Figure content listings
┌──

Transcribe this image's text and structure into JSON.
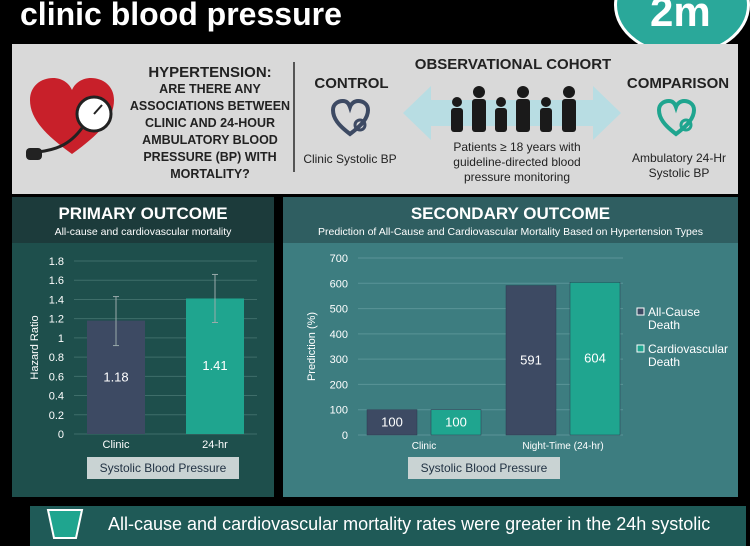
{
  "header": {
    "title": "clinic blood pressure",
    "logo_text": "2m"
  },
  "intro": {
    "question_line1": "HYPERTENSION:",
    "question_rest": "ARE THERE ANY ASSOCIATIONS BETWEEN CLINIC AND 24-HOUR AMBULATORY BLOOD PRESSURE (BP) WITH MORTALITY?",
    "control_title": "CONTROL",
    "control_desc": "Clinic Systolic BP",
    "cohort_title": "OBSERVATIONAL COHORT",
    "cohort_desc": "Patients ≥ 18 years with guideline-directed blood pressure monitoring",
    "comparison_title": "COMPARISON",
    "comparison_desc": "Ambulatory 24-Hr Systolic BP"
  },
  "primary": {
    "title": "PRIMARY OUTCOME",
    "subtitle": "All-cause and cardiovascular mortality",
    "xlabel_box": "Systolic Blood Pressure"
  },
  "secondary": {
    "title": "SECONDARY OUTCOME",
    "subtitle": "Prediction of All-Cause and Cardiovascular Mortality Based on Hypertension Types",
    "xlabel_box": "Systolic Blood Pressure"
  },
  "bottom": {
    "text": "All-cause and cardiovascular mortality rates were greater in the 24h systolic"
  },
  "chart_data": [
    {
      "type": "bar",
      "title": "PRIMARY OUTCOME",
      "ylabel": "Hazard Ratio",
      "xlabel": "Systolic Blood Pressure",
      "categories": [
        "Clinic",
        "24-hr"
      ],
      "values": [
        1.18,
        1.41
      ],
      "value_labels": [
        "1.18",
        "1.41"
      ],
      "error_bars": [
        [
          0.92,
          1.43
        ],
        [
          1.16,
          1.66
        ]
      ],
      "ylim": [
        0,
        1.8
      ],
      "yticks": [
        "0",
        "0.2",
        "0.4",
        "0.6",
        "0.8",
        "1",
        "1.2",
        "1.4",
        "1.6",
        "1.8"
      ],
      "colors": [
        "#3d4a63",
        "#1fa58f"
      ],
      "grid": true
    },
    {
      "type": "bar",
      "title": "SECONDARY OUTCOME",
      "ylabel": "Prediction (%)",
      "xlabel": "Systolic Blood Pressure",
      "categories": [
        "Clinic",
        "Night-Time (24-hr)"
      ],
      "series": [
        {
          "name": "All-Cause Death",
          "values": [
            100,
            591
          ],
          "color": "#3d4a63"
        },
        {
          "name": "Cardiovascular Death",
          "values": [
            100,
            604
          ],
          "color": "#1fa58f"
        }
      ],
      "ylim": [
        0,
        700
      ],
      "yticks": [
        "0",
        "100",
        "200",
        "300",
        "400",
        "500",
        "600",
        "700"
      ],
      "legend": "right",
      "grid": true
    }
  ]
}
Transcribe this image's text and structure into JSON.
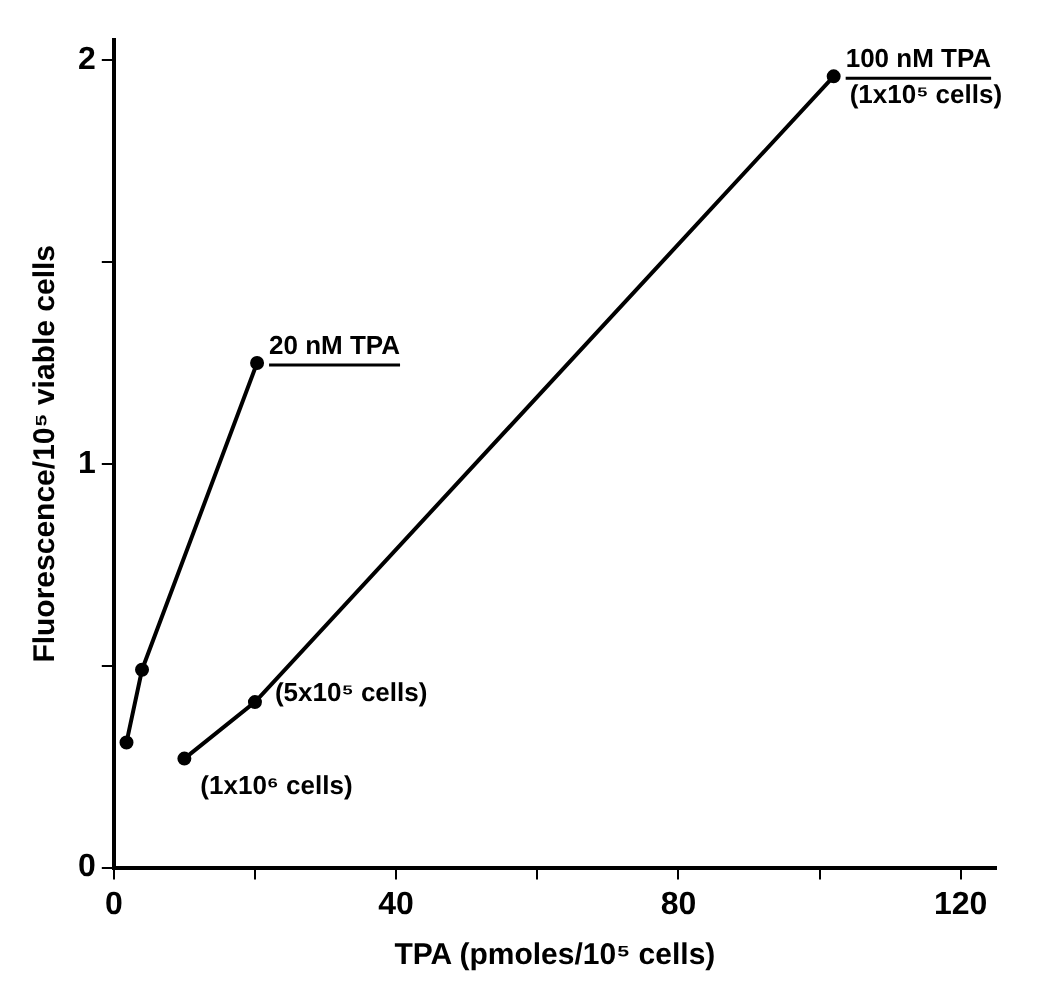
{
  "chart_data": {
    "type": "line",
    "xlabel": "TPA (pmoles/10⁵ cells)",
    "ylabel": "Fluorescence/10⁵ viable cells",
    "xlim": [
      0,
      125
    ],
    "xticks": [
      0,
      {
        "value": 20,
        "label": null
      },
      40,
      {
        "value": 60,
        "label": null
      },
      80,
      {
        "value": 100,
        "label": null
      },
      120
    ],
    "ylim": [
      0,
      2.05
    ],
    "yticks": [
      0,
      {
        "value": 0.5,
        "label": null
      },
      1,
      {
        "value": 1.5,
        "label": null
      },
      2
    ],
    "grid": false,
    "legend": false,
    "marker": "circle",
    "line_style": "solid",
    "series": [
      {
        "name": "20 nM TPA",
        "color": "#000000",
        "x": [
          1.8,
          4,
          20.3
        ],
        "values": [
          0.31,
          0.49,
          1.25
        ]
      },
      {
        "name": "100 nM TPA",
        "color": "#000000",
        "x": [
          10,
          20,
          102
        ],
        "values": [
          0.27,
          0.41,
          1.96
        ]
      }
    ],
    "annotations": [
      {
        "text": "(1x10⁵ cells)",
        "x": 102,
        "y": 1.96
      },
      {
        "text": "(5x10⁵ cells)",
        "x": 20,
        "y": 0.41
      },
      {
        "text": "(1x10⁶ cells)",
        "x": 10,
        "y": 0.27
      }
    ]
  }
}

└──

__YOUR ASSIGNMENT__
The reply must match the records exactly, apart from the pictures, which are left out.

__ANSWER TO THIS EXERCISE__
Transcribe this image's text and structure into JSON.
{
  "header": {
    "title": "clinic blood pressure",
    "logo_text": "2m"
  },
  "intro": {
    "question_line1": "HYPERTENSION:",
    "question_rest": "ARE THERE ANY ASSOCIATIONS BETWEEN CLINIC AND 24-HOUR AMBULATORY BLOOD PRESSURE (BP) WITH MORTALITY?",
    "control_title": "CONTROL",
    "control_desc": "Clinic Systolic BP",
    "cohort_title": "OBSERVATIONAL COHORT",
    "cohort_desc": "Patients ≥ 18 years with guideline-directed blood pressure monitoring",
    "comparison_title": "COMPARISON",
    "comparison_desc": "Ambulatory 24-Hr Systolic BP"
  },
  "primary": {
    "title": "PRIMARY OUTCOME",
    "subtitle": "All-cause and cardiovascular mortality",
    "xlabel_box": "Systolic Blood Pressure"
  },
  "secondary": {
    "title": "SECONDARY OUTCOME",
    "subtitle": "Prediction of All-Cause and Cardiovascular Mortality Based on Hypertension Types",
    "xlabel_box": "Systolic Blood Pressure"
  },
  "bottom": {
    "text": "All-cause and cardiovascular mortality rates were greater in the 24h systolic"
  },
  "chart_data": [
    {
      "type": "bar",
      "title": "PRIMARY OUTCOME",
      "ylabel": "Hazard Ratio",
      "xlabel": "Systolic Blood Pressure",
      "categories": [
        "Clinic",
        "24-hr"
      ],
      "values": [
        1.18,
        1.41
      ],
      "value_labels": [
        "1.18",
        "1.41"
      ],
      "error_bars": [
        [
          0.92,
          1.43
        ],
        [
          1.16,
          1.66
        ]
      ],
      "ylim": [
        0,
        1.8
      ],
      "yticks": [
        "0",
        "0.2",
        "0.4",
        "0.6",
        "0.8",
        "1",
        "1.2",
        "1.4",
        "1.6",
        "1.8"
      ],
      "colors": [
        "#3d4a63",
        "#1fa58f"
      ],
      "grid": true
    },
    {
      "type": "bar",
      "title": "SECONDARY OUTCOME",
      "ylabel": "Prediction (%)",
      "xlabel": "Systolic Blood Pressure",
      "categories": [
        "Clinic",
        "Night-Time (24-hr)"
      ],
      "series": [
        {
          "name": "All-Cause Death",
          "values": [
            100,
            591
          ],
          "color": "#3d4a63"
        },
        {
          "name": "Cardiovascular Death",
          "values": [
            100,
            604
          ],
          "color": "#1fa58f"
        }
      ],
      "ylim": [
        0,
        700
      ],
      "yticks": [
        "0",
        "100",
        "200",
        "300",
        "400",
        "500",
        "600",
        "700"
      ],
      "legend": "right",
      "grid": true
    }
  ]
}
Transcribe this image's text and structure into JSON.
{
  "chart_data": {
    "type": "line",
    "xlabel": "TPA (pmoles/10⁵ cells)",
    "ylabel": "Fluorescence/10⁵ viable cells",
    "xlim": [
      0,
      125
    ],
    "xticks": [
      0,
      {
        "value": 20,
        "label": null
      },
      40,
      {
        "value": 60,
        "label": null
      },
      80,
      {
        "value": 100,
        "label": null
      },
      120
    ],
    "ylim": [
      0,
      2.05
    ],
    "yticks": [
      0,
      {
        "value": 0.5,
        "label": null
      },
      1,
      {
        "value": 1.5,
        "label": null
      },
      2
    ],
    "grid": false,
    "legend": false,
    "marker": "circle",
    "line_style": "solid",
    "series": [
      {
        "name": "20 nM TPA",
        "color": "#000000",
        "x": [
          1.8,
          4,
          20.3
        ],
        "values": [
          0.31,
          0.49,
          1.25
        ]
      },
      {
        "name": "100 nM TPA",
        "color": "#000000",
        "x": [
          10,
          20,
          102
        ],
        "values": [
          0.27,
          0.41,
          1.96
        ]
      }
    ],
    "annotations": [
      {
        "text": "(1x10⁵ cells)",
        "x": 102,
        "y": 1.96
      },
      {
        "text": "(5x10⁵ cells)",
        "x": 20,
        "y": 0.41
      },
      {
        "text": "(1x10⁶ cells)",
        "x": 10,
        "y": 0.27
      }
    ]
  }
}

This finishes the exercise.